DATASET EXCERPTS:
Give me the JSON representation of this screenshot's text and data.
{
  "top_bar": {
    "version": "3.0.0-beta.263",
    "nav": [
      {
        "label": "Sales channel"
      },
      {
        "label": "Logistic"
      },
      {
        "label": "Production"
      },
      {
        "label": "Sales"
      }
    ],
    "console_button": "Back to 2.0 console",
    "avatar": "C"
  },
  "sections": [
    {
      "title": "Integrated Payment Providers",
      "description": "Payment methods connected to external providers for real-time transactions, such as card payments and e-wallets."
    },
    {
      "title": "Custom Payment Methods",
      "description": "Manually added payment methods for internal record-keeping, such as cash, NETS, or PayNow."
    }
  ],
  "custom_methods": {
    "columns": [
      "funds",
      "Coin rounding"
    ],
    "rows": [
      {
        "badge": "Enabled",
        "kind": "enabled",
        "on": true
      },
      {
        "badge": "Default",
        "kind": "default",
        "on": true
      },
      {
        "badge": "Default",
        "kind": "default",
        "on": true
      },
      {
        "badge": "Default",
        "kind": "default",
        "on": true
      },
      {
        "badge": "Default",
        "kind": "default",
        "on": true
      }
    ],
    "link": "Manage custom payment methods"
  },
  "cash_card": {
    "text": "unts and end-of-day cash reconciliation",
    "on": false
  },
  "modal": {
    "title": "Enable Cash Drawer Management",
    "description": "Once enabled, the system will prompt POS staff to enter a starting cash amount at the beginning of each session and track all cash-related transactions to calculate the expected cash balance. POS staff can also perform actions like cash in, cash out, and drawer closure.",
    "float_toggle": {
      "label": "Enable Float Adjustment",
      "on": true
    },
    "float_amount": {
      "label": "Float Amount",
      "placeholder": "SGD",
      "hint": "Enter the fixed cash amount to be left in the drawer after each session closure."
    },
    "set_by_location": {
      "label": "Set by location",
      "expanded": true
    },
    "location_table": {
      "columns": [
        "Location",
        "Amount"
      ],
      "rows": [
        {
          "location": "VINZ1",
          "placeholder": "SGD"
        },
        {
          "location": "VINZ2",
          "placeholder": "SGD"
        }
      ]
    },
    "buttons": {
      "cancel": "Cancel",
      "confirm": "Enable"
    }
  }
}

INSTRUCTIONS FOR THE TASK: Reproduce the full listing word for word.

EXERCISE SOLUTION:
Give me the JSON representation of this screenshot's text and data.
{
  "top_bar": {
    "version": "3.0.0-beta.263",
    "nav": [
      {
        "label": "Sales channel"
      },
      {
        "label": "Logistic"
      },
      {
        "label": "Production"
      },
      {
        "label": "Sales"
      }
    ],
    "console_button": "Back to 2.0 console",
    "avatar": "C"
  },
  "sections": [
    {
      "title": "Integrated Payment Providers",
      "description": "Payment methods connected to external providers for real-time transactions, such as card payments and e-wallets."
    },
    {
      "title": "Custom Payment Methods",
      "description": "Manually added payment methods for internal record-keeping, such as cash, NETS, or PayNow."
    }
  ],
  "custom_methods": {
    "columns": [
      "funds",
      "Coin rounding"
    ],
    "rows": [
      {
        "badge": "Enabled",
        "kind": "enabled",
        "on": true
      },
      {
        "badge": "Default",
        "kind": "default",
        "on": true
      },
      {
        "badge": "Default",
        "kind": "default",
        "on": true
      },
      {
        "badge": "Default",
        "kind": "default",
        "on": true
      },
      {
        "badge": "Default",
        "kind": "default",
        "on": true
      }
    ],
    "link": "Manage custom payment methods"
  },
  "cash_card": {
    "text": "unts and end-of-day cash reconciliation",
    "on": false
  },
  "modal": {
    "title": "Enable Cash Drawer Management",
    "description": "Once enabled, the system will prompt POS staff to enter a starting cash amount at the beginning of each session and track all cash-related transactions to calculate the expected cash balance. POS staff can also perform actions like cash in, cash out, and drawer closure.",
    "float_toggle": {
      "label": "Enable Float Adjustment",
      "on": true
    },
    "float_amount": {
      "label": "Float Amount",
      "placeholder": "SGD",
      "hint": "Enter the fixed cash amount to be left in the drawer after each session closure."
    },
    "set_by_location": {
      "label": "Set by location",
      "expanded": true
    },
    "location_table": {
      "columns": [
        "Location",
        "Amount"
      ],
      "rows": [
        {
          "location": "VINZ1",
          "placeholder": "SGD"
        },
        {
          "location": "VINZ2",
          "placeholder": "SGD"
        }
      ]
    },
    "buttons": {
      "cancel": "Cancel",
      "confirm": "Enable"
    }
  }
}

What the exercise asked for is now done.